- _EXERCISE DIRECTIONS_:
Return each entry exactly, with none missing.

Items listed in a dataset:
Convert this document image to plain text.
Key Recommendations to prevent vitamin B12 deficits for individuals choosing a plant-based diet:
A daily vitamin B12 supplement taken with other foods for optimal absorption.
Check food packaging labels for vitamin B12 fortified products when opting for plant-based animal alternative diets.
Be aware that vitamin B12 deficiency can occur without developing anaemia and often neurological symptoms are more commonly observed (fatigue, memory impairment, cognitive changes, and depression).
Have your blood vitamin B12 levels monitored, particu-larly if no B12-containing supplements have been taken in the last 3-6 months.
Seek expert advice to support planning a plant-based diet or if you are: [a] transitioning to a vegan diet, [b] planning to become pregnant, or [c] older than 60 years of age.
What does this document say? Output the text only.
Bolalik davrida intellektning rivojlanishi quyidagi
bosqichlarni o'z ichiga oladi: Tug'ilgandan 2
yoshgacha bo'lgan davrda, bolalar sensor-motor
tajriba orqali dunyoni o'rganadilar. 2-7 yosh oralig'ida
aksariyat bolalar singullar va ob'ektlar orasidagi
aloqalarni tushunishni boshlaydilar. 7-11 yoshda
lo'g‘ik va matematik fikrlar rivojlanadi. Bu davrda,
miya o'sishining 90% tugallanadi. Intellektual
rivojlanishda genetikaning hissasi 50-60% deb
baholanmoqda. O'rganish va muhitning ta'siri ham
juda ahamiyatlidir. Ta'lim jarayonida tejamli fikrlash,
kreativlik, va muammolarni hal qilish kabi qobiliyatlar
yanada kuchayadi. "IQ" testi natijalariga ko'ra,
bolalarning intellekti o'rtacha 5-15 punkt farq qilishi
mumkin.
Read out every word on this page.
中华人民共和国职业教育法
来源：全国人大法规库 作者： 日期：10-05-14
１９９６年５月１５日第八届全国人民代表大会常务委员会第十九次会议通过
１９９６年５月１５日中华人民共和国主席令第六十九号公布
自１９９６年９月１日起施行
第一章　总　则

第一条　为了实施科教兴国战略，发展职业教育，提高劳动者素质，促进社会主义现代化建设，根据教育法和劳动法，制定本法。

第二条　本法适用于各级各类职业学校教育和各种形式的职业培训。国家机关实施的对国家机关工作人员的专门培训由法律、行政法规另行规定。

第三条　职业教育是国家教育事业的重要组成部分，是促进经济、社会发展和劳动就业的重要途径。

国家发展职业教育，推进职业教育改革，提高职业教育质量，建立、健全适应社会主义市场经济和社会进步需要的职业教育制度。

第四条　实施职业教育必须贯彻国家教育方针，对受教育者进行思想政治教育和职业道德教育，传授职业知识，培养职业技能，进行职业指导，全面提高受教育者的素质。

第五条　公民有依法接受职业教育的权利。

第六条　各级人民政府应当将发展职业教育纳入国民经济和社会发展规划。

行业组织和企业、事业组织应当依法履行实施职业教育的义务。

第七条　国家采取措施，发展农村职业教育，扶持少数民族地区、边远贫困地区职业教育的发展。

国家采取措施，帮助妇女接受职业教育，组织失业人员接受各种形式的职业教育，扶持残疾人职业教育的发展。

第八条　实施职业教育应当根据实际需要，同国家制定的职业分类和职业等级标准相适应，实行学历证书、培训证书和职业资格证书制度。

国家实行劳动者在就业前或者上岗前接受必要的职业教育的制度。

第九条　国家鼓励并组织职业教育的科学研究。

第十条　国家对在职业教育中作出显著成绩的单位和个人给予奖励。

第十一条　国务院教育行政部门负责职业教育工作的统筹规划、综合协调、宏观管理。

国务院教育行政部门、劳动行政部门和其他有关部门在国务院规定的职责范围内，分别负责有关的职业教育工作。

- _THE RESPONSE_:
Convert this document image to plain text.
Key Recommendations to prevent vitamin B12 deficits for individuals choosing a plant-based diet:
A daily vitamin B12 supplement taken with other foods for optimal absorption.
Check food packaging labels for vitamin B12 fortified products when opting for plant-based animal alternative diets.
Be aware that vitamin B12 deficiency can occur without developing anaemia and often neurological symptoms are more commonly observed (fatigue, memory impairment, cognitive changes, and depression).
Have your blood vitamin B12 levels monitored, particu-larly if no B12-containing supplements have been taken in the last 3-6 months.
Seek expert advice to support planning a plant-based diet or if you are: [a] transitioning to a vegan diet, [b] planning to become pregnant, or [c] older than 60 years of age.
What does this document say? Output the text only.
Bolalik davrida intellektning rivojlanishi quyidagi
bosqichlarni o'z ichiga oladi: Tug'ilgandan 2
yoshgacha bo'lgan davrda, bolalar sensor-motor
tajriba orqali dunyoni o'rganadilar. 2-7 yosh oralig'ida
aksariyat bolalar singullar va ob'ektlar orasidagi
aloqalarni tushunishni boshlaydilar. 7-11 yoshda
lo'g‘ik va matematik fikrlar rivojlanadi. Bu davrda,
miya o'sishining 90% tugallanadi. Intellektual
rivojlanishda genetikaning hissasi 50-60% deb
baholanmoqda. O'rganish va muhitning ta'siri ham
juda ahamiyatlidir. Ta'lim jarayonida tejamli fikrlash,
kreativlik, va muammolarni hal qilish kabi qobiliyatlar
yanada kuchayadi. "IQ" testi natijalariga ko'ra,
bolalarning intellekti o'rtacha 5-15 punkt farq qilishi
mumkin.
Read out every word on this page.
中华人民共和国职业教育法
来源：全国人大法规库 作者： 日期：10-05-14
１９９６年５月１５日第八届全国人民代表大会常务委员会第十九次会议通过
１９９６年５月１５日中华人民共和国主席令第六十九号公布
自１９９６年９月１日起施行
第一章　总　则

第一条　为了实施科教兴国战略，发展职业教育，提高劳动者素质，促进社会主义现代化建设，根据教育法和劳动法，制定本法。

第二条　本法适用于各级各类职业学校教育和各种形式的职业培训。国家机关实施的对国家机关工作人员的专门培训由法律、行政法规另行规定。

第三条　职业教育是国家教育事业的重要组成部分，是促进经济、社会发展和劳动就业的重要途径。

国家发展职业教育，推进职业教育改革，提高职业教育质量，建立、健全适应社会主义市场经济和社会进步需要的职业教育制度。

第四条　实施职业教育必须贯彻国家教育方针，对受教育者进行思想政治教育和职业道德教育，传授职业知识，培养职业技能，进行职业指导，全面提高受教育者的素质。

第五条　公民有依法接受职业教育的权利。

第六条　各级人民政府应当将发展职业教育纳入国民经济和社会发展规划。

行业组织和企业、事业组织应当依法履行实施职业教育的义务。

第七条　国家采取措施，发展农村职业教育，扶持少数民族地区、边远贫困地区职业教育的发展。

国家采取措施，帮助妇女接受职业教育，组织失业人员接受各种形式的职业教育，扶持残疾人职业教育的发展。

第八条　实施职业教育应当根据实际需要，同国家制定的职业分类和职业等级标准相适应，实行学历证书、培训证书和职业资格证书制度。

国家实行劳动者在就业前或者上岗前接受必要的职业教育的制度。

第九条　国家鼓励并组织职业教育的科学研究。

第十条　国家对在职业教育中作出显著成绩的单位和个人给予奖励。

第十一条　国务院教育行政部门负责职业教育工作的统筹规划、综合协调、宏观管理。

国务院教育行政部门、劳动行政部门和其他有关部门在国务院规定的职责范围内，分别负责有关的职业教育工作。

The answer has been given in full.